_Task instructions_
Find the word "Read" in the data. Return every line where it appears.
──────── The data
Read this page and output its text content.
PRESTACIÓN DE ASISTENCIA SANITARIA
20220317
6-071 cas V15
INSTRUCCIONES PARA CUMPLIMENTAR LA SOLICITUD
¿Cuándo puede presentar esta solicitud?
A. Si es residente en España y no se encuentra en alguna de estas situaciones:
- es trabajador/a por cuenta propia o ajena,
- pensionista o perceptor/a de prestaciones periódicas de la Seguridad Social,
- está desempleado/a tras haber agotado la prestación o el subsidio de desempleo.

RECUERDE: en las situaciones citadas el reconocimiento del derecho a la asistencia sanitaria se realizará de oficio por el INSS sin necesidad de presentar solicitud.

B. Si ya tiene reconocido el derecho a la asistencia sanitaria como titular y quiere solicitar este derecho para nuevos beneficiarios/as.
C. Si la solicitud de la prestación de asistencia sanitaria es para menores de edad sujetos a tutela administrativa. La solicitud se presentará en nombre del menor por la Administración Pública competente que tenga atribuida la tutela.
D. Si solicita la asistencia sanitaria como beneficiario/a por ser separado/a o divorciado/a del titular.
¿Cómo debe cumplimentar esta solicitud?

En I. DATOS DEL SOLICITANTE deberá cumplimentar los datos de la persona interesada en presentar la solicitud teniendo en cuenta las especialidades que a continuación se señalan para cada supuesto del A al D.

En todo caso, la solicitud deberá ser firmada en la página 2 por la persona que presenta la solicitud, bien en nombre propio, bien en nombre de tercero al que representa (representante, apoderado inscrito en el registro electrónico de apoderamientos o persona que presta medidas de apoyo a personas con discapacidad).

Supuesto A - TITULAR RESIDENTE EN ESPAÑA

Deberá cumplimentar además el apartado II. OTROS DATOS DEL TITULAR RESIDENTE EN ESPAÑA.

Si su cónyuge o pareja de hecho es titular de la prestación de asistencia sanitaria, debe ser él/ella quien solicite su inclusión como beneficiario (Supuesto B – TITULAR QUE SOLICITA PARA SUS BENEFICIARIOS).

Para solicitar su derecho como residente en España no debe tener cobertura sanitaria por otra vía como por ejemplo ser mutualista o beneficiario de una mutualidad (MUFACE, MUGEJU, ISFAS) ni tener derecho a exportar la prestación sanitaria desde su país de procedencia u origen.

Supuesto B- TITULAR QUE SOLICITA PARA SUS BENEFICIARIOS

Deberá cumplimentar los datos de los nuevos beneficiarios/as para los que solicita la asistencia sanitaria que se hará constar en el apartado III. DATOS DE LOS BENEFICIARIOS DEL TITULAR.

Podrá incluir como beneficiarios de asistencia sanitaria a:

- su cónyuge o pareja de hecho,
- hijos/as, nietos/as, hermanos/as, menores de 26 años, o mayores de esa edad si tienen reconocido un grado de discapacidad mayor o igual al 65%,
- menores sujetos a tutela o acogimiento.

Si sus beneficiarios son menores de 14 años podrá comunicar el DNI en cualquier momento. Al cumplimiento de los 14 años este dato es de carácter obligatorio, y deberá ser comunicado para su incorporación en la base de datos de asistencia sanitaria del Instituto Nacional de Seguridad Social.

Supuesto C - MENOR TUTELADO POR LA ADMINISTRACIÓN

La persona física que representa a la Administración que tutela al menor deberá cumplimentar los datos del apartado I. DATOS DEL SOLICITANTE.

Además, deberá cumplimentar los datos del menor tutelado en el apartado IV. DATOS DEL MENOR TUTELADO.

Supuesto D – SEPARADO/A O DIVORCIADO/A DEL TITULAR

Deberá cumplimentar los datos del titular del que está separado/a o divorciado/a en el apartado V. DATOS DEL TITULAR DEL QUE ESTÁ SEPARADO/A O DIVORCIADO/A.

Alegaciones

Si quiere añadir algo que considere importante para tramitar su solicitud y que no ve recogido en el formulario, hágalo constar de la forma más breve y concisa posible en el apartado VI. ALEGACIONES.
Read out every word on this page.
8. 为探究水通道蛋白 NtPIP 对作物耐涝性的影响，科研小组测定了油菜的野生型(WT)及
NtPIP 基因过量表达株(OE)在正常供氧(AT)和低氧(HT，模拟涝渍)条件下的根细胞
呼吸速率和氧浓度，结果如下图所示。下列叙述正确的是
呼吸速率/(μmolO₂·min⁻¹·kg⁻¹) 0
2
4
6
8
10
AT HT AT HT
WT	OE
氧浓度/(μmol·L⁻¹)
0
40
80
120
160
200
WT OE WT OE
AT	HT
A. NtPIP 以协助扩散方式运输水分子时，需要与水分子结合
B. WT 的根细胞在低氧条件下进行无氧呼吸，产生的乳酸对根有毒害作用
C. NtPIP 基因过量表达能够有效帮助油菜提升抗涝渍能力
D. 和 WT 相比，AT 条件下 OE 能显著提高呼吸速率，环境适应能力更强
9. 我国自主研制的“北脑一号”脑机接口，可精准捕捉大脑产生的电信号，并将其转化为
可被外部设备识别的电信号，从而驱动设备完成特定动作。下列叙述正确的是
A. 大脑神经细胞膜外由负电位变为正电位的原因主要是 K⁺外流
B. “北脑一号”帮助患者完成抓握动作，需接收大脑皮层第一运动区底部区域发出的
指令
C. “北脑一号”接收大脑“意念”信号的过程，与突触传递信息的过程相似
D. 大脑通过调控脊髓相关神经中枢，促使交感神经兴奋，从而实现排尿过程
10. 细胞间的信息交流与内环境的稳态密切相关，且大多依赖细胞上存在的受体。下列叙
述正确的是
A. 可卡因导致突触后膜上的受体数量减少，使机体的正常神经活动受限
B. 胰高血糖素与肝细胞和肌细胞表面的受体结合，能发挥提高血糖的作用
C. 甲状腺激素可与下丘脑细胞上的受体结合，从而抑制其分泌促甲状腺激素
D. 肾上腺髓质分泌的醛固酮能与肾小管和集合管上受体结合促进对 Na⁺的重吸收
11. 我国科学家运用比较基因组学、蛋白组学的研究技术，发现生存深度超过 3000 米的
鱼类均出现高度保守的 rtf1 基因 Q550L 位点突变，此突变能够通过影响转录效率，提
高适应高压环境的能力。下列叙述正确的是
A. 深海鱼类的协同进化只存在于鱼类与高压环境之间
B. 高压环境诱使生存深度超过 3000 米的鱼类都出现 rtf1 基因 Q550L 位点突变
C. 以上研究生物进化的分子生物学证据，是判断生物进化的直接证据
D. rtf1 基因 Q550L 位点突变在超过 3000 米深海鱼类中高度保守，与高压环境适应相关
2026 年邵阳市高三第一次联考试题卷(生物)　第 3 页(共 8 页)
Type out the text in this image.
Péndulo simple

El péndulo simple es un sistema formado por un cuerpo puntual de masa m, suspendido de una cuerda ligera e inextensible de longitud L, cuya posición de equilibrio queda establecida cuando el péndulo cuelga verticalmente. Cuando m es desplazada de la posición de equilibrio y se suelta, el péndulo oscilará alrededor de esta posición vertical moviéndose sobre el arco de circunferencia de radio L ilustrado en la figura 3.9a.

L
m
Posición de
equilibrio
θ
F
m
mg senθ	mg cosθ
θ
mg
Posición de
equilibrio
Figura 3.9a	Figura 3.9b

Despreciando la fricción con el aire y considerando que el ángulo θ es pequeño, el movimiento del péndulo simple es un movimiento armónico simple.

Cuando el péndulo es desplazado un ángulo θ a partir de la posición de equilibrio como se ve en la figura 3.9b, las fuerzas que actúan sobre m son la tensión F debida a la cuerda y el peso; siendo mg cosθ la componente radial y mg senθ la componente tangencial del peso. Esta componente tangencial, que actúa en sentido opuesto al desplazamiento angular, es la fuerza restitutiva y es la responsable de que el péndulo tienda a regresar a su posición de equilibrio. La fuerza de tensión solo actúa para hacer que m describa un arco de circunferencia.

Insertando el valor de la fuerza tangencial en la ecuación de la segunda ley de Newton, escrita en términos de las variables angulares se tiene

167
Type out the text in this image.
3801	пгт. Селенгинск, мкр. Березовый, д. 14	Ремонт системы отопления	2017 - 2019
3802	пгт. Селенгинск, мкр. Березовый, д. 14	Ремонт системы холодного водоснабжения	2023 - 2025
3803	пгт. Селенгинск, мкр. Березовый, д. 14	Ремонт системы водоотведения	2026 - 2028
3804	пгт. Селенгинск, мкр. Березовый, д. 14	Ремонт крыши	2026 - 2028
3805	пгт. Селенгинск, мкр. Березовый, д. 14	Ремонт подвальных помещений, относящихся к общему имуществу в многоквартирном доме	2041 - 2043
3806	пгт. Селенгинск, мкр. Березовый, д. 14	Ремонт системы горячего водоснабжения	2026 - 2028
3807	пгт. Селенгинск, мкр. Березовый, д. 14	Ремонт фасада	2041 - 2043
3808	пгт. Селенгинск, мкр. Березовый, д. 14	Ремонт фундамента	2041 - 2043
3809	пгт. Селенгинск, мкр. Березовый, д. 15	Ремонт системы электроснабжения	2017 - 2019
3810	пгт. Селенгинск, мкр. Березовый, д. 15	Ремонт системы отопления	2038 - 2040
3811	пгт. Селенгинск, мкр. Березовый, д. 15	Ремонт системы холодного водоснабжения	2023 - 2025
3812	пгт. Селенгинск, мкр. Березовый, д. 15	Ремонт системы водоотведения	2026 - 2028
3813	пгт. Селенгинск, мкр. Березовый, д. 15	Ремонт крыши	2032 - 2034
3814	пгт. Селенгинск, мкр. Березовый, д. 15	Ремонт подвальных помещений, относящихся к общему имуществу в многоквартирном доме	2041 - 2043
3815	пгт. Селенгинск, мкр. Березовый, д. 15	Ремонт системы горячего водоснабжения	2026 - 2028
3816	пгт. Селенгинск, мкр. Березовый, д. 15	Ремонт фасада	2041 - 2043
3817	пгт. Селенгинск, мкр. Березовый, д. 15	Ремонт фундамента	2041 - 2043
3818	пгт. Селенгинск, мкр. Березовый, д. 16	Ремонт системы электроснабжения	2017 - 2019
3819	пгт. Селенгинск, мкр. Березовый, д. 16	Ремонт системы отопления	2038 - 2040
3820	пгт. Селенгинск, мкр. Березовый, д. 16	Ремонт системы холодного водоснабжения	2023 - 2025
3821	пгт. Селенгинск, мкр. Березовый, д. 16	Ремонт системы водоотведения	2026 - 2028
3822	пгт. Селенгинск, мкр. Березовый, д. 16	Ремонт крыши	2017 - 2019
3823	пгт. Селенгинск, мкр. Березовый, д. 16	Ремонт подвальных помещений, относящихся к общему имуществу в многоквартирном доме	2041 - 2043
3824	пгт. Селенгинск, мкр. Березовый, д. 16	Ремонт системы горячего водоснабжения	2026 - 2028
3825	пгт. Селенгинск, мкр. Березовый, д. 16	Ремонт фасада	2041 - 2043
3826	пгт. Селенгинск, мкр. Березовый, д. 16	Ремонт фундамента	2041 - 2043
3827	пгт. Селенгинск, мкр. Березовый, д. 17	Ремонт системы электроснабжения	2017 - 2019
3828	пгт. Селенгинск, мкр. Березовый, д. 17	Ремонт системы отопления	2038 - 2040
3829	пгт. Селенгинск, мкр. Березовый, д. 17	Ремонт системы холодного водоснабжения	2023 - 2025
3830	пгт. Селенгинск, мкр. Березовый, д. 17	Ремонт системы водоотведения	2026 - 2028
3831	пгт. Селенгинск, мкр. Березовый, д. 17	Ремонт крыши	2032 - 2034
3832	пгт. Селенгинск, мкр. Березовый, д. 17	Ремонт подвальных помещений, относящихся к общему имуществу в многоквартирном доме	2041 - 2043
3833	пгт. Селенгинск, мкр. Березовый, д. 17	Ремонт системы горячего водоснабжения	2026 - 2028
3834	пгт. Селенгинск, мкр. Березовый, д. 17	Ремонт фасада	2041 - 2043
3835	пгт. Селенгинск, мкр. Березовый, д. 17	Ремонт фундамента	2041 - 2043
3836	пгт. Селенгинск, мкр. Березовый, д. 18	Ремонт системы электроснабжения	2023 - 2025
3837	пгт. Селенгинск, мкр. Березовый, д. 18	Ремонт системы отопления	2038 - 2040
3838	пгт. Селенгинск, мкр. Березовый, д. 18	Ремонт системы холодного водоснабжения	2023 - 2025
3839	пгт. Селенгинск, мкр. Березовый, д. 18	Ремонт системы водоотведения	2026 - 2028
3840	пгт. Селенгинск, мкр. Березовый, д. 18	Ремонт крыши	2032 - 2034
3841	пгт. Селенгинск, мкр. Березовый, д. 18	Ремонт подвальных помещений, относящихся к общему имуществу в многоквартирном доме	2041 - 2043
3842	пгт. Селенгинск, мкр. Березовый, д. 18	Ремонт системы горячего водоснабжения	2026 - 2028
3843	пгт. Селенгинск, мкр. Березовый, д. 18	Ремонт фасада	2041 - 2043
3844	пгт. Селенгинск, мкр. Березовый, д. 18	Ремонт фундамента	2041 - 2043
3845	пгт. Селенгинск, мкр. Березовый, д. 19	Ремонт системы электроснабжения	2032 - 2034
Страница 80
────────────────
_Output for this task_
Read this page and output its text content.
Read out every word on this page.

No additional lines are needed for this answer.